> [Aim] Locate the word "carbon" in the data below, then copy every line that holds it.

> [Extracted data entries]
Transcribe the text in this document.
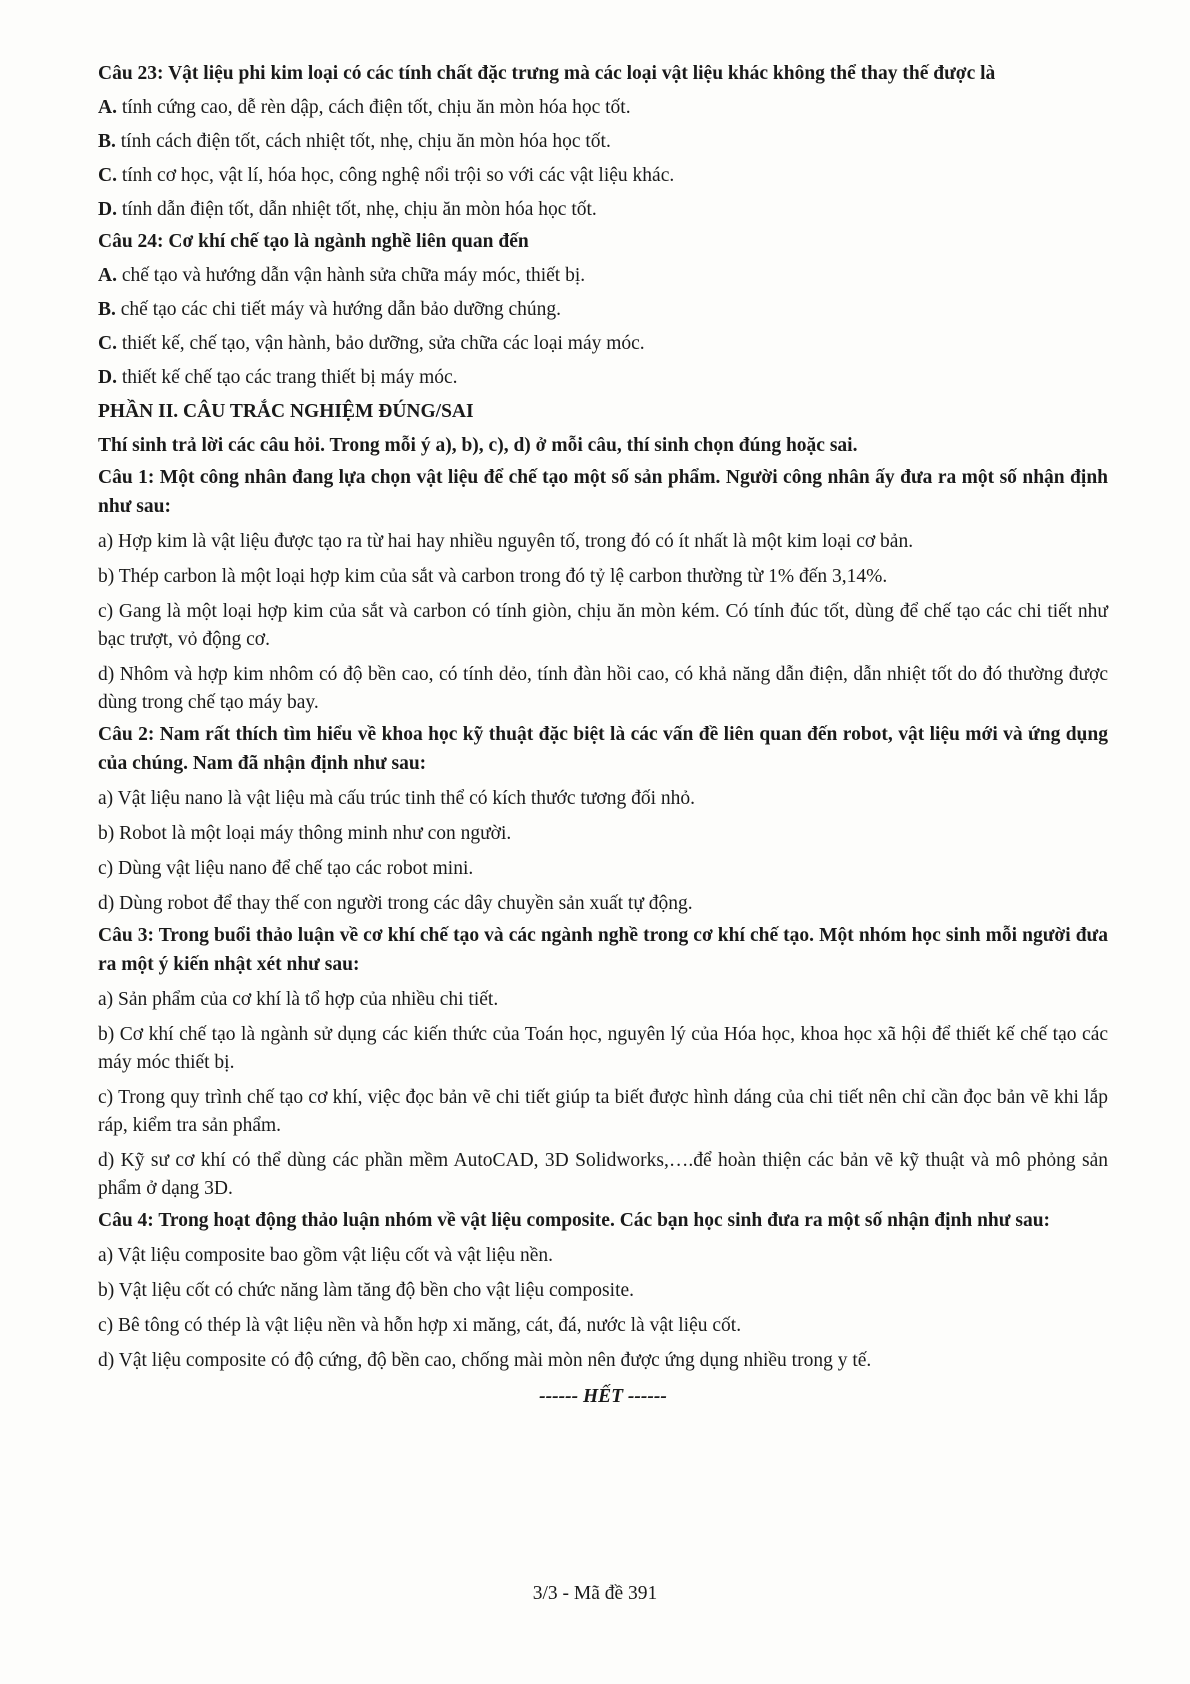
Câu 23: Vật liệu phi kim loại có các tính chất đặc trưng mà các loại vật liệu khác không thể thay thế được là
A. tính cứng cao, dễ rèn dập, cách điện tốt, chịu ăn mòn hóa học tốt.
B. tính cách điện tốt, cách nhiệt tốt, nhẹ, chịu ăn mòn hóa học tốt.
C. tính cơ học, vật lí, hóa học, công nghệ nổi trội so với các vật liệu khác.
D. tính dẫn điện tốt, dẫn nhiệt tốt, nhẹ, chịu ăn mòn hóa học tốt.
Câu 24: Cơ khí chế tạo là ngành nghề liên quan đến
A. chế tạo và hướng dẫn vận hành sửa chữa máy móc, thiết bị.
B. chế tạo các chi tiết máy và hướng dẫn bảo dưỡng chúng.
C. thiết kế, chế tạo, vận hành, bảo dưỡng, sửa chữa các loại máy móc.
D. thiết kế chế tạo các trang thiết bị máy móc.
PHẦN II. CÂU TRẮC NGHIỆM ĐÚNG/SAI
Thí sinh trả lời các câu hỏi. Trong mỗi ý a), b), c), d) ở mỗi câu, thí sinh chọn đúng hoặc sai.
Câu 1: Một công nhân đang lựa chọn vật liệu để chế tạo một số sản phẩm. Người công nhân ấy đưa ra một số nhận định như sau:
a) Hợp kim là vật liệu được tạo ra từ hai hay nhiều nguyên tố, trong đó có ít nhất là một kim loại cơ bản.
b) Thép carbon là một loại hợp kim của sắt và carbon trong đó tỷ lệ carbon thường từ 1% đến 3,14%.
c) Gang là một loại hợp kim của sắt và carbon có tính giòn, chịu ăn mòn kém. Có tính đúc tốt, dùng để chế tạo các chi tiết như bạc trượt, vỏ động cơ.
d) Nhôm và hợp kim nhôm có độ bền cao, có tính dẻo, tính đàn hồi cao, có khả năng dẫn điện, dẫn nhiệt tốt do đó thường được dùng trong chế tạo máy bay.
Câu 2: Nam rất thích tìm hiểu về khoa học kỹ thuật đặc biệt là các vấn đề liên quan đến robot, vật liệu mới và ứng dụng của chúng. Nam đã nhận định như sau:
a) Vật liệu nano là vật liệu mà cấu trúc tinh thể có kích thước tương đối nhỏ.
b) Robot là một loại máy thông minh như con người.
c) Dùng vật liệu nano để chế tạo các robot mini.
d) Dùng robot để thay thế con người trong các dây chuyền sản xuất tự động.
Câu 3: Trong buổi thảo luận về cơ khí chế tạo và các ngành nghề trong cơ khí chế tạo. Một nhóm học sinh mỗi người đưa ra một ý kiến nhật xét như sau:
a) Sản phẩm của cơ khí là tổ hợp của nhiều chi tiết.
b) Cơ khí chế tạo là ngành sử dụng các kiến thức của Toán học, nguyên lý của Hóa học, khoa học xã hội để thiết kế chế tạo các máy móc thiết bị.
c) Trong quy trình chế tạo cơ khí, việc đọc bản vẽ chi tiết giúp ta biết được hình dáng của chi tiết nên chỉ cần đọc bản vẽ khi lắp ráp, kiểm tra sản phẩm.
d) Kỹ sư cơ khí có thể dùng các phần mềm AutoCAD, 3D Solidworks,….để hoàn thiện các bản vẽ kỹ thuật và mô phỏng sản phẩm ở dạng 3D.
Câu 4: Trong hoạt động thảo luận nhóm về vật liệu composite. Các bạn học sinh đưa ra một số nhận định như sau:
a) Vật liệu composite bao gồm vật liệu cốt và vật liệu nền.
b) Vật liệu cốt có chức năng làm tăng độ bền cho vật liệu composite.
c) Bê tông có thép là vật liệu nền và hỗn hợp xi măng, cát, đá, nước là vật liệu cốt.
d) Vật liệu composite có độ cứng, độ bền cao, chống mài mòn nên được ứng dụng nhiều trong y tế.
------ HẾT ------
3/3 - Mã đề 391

> [Written solution]
b) Thép carbon là một loại hợp kim của sắt và carbon trong đó tỷ lệ carbon thường từ 1% đến 3,14%.
c) Gang là một loại hợp kim của sắt và carbon có tính giòn, chịu ăn mòn kém. Có tính đúc tốt, dùng để chế tạo các chi tiết như bạc trượt, vỏ động cơ.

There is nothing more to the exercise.